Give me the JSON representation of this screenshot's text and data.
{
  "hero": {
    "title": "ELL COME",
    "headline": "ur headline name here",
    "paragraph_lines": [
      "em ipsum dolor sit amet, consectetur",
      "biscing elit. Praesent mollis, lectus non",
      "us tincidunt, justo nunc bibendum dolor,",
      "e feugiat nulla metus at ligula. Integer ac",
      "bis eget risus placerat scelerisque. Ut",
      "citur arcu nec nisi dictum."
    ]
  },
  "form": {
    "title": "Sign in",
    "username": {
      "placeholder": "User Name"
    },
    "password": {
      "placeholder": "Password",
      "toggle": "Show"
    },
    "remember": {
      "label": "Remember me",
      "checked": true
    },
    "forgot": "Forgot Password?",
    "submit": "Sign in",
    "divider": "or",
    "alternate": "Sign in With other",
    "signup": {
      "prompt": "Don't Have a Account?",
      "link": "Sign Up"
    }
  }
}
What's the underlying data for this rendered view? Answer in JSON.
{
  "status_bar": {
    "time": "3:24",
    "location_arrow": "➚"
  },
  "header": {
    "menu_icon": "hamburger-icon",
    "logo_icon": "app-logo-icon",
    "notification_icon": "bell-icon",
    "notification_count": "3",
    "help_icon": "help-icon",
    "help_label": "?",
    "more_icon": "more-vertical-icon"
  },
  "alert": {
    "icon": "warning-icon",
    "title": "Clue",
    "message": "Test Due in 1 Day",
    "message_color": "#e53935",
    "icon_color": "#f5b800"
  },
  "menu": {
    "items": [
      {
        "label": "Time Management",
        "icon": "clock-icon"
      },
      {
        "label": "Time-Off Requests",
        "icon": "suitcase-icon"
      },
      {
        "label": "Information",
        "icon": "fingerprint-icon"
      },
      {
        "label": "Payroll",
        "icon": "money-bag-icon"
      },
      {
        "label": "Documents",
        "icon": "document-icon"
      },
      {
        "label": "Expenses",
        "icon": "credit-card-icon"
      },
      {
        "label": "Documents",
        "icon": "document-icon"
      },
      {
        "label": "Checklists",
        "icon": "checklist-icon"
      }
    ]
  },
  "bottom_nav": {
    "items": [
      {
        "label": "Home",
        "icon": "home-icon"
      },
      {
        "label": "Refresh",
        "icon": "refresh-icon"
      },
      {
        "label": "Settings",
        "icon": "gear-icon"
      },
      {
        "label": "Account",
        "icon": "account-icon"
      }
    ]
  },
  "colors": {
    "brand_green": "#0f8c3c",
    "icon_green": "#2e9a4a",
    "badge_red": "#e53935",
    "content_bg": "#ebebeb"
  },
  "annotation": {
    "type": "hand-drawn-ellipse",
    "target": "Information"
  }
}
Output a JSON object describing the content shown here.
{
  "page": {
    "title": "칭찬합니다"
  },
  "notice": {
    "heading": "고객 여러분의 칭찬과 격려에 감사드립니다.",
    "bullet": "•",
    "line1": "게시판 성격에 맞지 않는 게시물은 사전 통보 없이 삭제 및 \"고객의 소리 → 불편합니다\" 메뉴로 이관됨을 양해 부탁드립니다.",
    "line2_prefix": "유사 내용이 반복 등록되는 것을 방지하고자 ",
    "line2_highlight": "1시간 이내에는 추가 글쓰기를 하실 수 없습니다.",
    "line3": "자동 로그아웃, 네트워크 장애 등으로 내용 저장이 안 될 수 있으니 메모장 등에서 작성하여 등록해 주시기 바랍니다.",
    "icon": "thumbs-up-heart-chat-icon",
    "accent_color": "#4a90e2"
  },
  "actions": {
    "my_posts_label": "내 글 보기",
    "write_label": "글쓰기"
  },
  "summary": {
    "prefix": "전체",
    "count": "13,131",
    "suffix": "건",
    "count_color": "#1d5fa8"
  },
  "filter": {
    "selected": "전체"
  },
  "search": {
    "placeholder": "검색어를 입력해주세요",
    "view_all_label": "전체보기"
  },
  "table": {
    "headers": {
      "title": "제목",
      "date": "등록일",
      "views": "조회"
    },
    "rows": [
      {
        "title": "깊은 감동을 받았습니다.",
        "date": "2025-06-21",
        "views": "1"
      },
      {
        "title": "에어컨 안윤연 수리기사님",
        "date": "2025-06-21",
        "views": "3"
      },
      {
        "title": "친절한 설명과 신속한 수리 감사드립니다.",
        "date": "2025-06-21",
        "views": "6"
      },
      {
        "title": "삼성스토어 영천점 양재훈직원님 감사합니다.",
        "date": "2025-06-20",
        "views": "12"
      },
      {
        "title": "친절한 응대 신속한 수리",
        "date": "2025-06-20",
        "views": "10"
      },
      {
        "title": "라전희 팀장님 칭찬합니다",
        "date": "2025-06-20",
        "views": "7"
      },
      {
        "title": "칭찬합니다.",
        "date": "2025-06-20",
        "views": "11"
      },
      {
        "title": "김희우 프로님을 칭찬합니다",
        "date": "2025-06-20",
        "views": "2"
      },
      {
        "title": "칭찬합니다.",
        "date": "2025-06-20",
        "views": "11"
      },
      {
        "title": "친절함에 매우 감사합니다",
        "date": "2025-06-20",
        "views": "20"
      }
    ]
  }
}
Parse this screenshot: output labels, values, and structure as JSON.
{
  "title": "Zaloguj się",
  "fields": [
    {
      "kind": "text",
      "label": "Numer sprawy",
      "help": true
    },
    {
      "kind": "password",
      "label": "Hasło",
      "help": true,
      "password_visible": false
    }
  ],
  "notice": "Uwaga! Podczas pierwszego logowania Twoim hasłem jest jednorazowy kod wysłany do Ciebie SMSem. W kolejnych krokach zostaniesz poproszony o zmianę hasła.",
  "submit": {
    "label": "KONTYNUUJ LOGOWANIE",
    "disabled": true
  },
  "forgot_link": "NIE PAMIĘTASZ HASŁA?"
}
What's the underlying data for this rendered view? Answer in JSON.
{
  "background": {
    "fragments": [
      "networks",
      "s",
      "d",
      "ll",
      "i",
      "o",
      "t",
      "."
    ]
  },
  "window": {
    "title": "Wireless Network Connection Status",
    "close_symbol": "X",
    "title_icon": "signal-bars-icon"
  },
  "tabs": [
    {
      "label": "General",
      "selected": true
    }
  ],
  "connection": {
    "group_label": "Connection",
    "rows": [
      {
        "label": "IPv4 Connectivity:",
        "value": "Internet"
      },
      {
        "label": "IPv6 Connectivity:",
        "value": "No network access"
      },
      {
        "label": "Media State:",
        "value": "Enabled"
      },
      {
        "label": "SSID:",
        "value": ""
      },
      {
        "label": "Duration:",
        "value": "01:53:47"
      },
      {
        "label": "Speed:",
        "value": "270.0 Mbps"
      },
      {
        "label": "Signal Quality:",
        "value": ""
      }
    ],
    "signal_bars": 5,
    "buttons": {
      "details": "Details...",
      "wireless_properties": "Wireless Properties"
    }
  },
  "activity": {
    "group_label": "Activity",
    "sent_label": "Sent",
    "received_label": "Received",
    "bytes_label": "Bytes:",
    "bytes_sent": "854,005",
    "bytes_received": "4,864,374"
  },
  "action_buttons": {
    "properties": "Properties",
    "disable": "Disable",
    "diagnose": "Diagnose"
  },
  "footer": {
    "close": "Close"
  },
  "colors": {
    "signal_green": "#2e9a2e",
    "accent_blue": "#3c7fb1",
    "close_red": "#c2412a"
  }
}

------------------------------------------------

## [Exercise requirements]
Filter the data, keeping only the lines that contain "true".

## [Final answer]
      "checked": true
      "help": true
      "help": true,
    "disabled": true
      "selected": true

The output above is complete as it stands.